* Goal
Give every entry again, word for word and in full.

** Start of Task material **

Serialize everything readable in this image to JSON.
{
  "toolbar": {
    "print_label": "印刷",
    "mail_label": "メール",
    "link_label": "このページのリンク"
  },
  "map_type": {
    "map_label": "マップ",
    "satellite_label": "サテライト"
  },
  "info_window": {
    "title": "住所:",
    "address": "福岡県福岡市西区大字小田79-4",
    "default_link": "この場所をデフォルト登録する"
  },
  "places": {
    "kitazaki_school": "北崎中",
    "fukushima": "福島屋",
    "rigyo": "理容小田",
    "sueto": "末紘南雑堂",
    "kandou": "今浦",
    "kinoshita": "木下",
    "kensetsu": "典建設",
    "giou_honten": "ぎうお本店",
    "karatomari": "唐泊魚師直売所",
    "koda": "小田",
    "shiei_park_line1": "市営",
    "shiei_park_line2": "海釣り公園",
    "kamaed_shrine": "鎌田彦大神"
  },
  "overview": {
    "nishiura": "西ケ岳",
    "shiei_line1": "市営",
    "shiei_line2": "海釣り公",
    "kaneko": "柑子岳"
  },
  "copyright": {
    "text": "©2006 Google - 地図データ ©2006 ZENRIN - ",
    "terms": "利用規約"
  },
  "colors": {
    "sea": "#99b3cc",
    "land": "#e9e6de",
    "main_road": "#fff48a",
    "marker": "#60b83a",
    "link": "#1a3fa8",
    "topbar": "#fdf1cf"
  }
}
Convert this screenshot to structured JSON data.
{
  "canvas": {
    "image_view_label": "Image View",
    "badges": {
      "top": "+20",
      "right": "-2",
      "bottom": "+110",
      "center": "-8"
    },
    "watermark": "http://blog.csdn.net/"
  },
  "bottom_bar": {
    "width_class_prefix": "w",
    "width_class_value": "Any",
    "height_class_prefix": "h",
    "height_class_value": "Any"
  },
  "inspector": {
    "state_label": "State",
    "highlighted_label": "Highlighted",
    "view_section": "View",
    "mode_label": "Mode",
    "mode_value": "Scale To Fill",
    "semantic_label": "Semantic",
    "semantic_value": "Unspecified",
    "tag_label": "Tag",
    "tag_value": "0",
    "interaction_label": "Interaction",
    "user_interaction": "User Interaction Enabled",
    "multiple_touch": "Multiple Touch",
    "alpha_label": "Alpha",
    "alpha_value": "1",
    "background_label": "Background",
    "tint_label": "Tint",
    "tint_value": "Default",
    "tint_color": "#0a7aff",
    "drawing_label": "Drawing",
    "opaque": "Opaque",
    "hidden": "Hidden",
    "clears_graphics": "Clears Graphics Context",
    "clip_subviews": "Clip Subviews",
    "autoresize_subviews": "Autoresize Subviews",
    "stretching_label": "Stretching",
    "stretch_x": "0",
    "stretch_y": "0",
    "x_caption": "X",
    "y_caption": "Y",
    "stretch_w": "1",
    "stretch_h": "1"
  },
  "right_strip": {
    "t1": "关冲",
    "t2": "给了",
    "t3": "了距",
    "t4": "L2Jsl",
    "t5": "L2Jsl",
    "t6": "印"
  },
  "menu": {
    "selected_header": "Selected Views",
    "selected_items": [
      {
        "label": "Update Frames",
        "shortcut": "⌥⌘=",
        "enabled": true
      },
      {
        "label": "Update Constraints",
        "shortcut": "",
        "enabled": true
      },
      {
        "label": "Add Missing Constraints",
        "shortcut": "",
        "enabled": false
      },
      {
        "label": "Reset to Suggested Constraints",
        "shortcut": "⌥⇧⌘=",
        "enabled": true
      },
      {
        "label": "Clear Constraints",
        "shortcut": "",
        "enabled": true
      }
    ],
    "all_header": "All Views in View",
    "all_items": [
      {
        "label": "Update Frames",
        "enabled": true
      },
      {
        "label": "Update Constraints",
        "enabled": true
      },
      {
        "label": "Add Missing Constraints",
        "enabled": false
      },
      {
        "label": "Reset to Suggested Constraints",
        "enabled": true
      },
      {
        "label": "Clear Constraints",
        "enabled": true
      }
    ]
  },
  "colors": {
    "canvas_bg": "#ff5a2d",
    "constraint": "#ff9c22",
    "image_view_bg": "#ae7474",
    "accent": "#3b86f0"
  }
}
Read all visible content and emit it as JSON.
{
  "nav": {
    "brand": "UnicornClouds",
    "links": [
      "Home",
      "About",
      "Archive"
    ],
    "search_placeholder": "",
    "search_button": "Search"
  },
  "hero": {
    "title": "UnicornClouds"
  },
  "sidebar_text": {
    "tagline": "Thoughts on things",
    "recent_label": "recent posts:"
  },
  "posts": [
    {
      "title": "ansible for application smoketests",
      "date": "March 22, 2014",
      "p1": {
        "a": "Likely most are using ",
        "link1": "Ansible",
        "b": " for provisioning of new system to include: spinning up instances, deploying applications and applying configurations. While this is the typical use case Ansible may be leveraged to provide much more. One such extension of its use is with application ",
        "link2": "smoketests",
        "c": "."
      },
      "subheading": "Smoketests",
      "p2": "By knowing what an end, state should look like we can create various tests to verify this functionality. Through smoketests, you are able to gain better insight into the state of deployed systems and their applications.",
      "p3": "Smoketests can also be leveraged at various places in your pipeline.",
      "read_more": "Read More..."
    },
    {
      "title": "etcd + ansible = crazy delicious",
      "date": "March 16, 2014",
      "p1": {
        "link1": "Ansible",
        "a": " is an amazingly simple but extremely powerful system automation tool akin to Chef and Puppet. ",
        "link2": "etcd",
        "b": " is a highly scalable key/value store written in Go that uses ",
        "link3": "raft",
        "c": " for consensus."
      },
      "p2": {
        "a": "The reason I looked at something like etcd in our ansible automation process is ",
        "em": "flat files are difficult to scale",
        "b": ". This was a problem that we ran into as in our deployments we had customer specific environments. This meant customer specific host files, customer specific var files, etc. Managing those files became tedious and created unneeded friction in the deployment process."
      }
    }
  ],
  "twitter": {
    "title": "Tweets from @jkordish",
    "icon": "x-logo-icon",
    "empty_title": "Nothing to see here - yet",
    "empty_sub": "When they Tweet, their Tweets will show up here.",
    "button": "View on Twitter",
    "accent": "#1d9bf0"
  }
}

** End of Task material **

* Exercise result
Serialize everything readable in this image to JSON.
{
  "toolbar": {
    "print_label": "印刷",
    "mail_label": "メール",
    "link_label": "このページのリンク"
  },
  "map_type": {
    "map_label": "マップ",
    "satellite_label": "サテライト"
  },
  "info_window": {
    "title": "住所:",
    "address": "福岡県福岡市西区大字小田79-4",
    "default_link": "この場所をデフォルト登録する"
  },
  "places": {
    "kitazaki_school": "北崎中",
    "fukushima": "福島屋",
    "rigyo": "理容小田",
    "sueto": "末紘南雑堂",
    "kandou": "今浦",
    "kinoshita": "木下",
    "kensetsu": "典建設",
    "giou_honten": "ぎうお本店",
    "karatomari": "唐泊魚師直売所",
    "koda": "小田",
    "shiei_park_line1": "市営",
    "shiei_park_line2": "海釣り公園",
    "kamaed_shrine": "鎌田彦大神"
  },
  "overview": {
    "nishiura": "西ケ岳",
    "shiei_line1": "市営",
    "shiei_line2": "海釣り公",
    "kaneko": "柑子岳"
  },
  "copyright": {
    "text": "©2006 Google - 地図データ ©2006 ZENRIN - ",
    "terms": "利用規約"
  },
  "colors": {
    "sea": "#99b3cc",
    "land": "#e9e6de",
    "main_road": "#fff48a",
    "marker": "#60b83a",
    "link": "#1a3fa8",
    "topbar": "#fdf1cf"
  }
}
Convert this screenshot to structured JSON data.
{
  "canvas": {
    "image_view_label": "Image View",
    "badges": {
      "top": "+20",
      "right": "-2",
      "bottom": "+110",
      "center": "-8"
    },
    "watermark": "http://blog.csdn.net/"
  },
  "bottom_bar": {
    "width_class_prefix": "w",
    "width_class_value": "Any",
    "height_class_prefix": "h",
    "height_class_value": "Any"
  },
  "inspector": {
    "state_label": "State",
    "highlighted_label": "Highlighted",
    "view_section": "View",
    "mode_label": "Mode",
    "mode_value": "Scale To Fill",
    "semantic_label": "Semantic",
    "semantic_value": "Unspecified",
    "tag_label": "Tag",
    "tag_value": "0",
    "interaction_label": "Interaction",
    "user_interaction": "User Interaction Enabled",
    "multiple_touch": "Multiple Touch",
    "alpha_label": "Alpha",
    "alpha_value": "1",
    "background_label": "Background",
    "tint_label": "Tint",
    "tint_value": "Default",
    "tint_color": "#0a7aff",
    "drawing_label": "Drawing",
    "opaque": "Opaque",
    "hidden": "Hidden",
    "clears_graphics": "Clears Graphics Context",
    "clip_subviews": "Clip Subviews",
    "autoresize_subviews": "Autoresize Subviews",
    "stretching_label": "Stretching",
    "stretch_x": "0",
    "stretch_y": "0",
    "x_caption": "X",
    "y_caption": "Y",
    "stretch_w": "1",
    "stretch_h": "1"
  },
  "right_strip": {
    "t1": "关冲",
    "t2": "给了",
    "t3": "了距",
    "t4": "L2Jsl",
    "t5": "L2Jsl",
    "t6": "印"
  },
  "menu": {
    "selected_header": "Selected Views",
    "selected_items": [
      {
        "label": "Update Frames",
        "shortcut": "⌥⌘=",
        "enabled": true
      },
      {
        "label": "Update Constraints",
        "shortcut": "",
        "enabled": true
      },
      {
        "label": "Add Missing Constraints",
        "shortcut": "",
        "enabled": false
      },
      {
        "label": "Reset to Suggested Constraints",
        "shortcut": "⌥⇧⌘=",
        "enabled": true
      },
      {
        "label": "Clear Constraints",
        "shortcut": "",
        "enabled": true
      }
    ],
    "all_header": "All Views in View",
    "all_items": [
      {
        "label": "Update Frames",
        "enabled": true
      },
      {
        "label": "Update Constraints",
        "enabled": true
      },
      {
        "label": "Add Missing Constraints",
        "enabled": false
      },
      {
        "label": "Reset to Suggested Constraints",
        "enabled": true
      },
      {
        "label": "Clear Constraints",
        "enabled": true
      }
    ]
  },
  "colors": {
    "canvas_bg": "#ff5a2d",
    "constraint": "#ff9c22",
    "image_view_bg": "#ae7474",
    "accent": "#3b86f0"
  }
}
Read all visible content and emit it as JSON.
{
  "nav": {
    "brand": "UnicornClouds",
    "links": [
      "Home",
      "About",
      "Archive"
    ],
    "search_placeholder": "",
    "search_button": "Search"
  },
  "hero": {
    "title": "UnicornClouds"
  },
  "sidebar_text": {
    "tagline": "Thoughts on things",
    "recent_label": "recent posts:"
  },
  "posts": [
    {
      "title": "ansible for application smoketests",
      "date": "March 22, 2014",
      "p1": {
        "a": "Likely most are using ",
        "link1": "Ansible",
        "b": " for provisioning of new system to include: spinning up instances, deploying applications and applying configurations. While this is the typical use case Ansible may be leveraged to provide much more. One such extension of its use is with application ",
        "link2": "smoketests",
        "c": "."
      },
      "subheading": "Smoketests",
      "p2": "By knowing what an end, state should look like we can create various tests to verify this functionality. Through smoketests, you are able to gain better insight into the state of deployed systems and their applications.",
      "p3": "Smoketests can also be leveraged at various places in your pipeline.",
      "read_more": "Read More..."
    },
    {
      "title": "etcd + ansible = crazy delicious",
      "date": "March 16, 2014",
      "p1": {
        "link1": "Ansible",
        "a": " is an amazingly simple but extremely powerful system automation tool akin to Chef and Puppet. ",
        "link2": "etcd",
        "b": " is a highly scalable key/value store written in Go that uses ",
        "link3": "raft",
        "c": " for consensus."
      },
      "p2": {
        "a": "The reason I looked at something like etcd in our ansible automation process is ",
        "em": "flat files are difficult to scale",
        "b": ". This was a problem that we ran into as in our deployments we had customer specific environments. This meant customer specific host files, customer specific var files, etc. Managing those files became tedious and created unneeded friction in the deployment process."
      }
    }
  ],
  "twitter": {
    "title": "Tweets from @jkordish",
    "icon": "x-logo-icon",
    "empty_title": "Nothing to see here - yet",
    "empty_sub": "When they Tweet, their Tweets will show up here.",
    "button": "View on Twitter",
    "accent": "#1d9bf0"
  }
}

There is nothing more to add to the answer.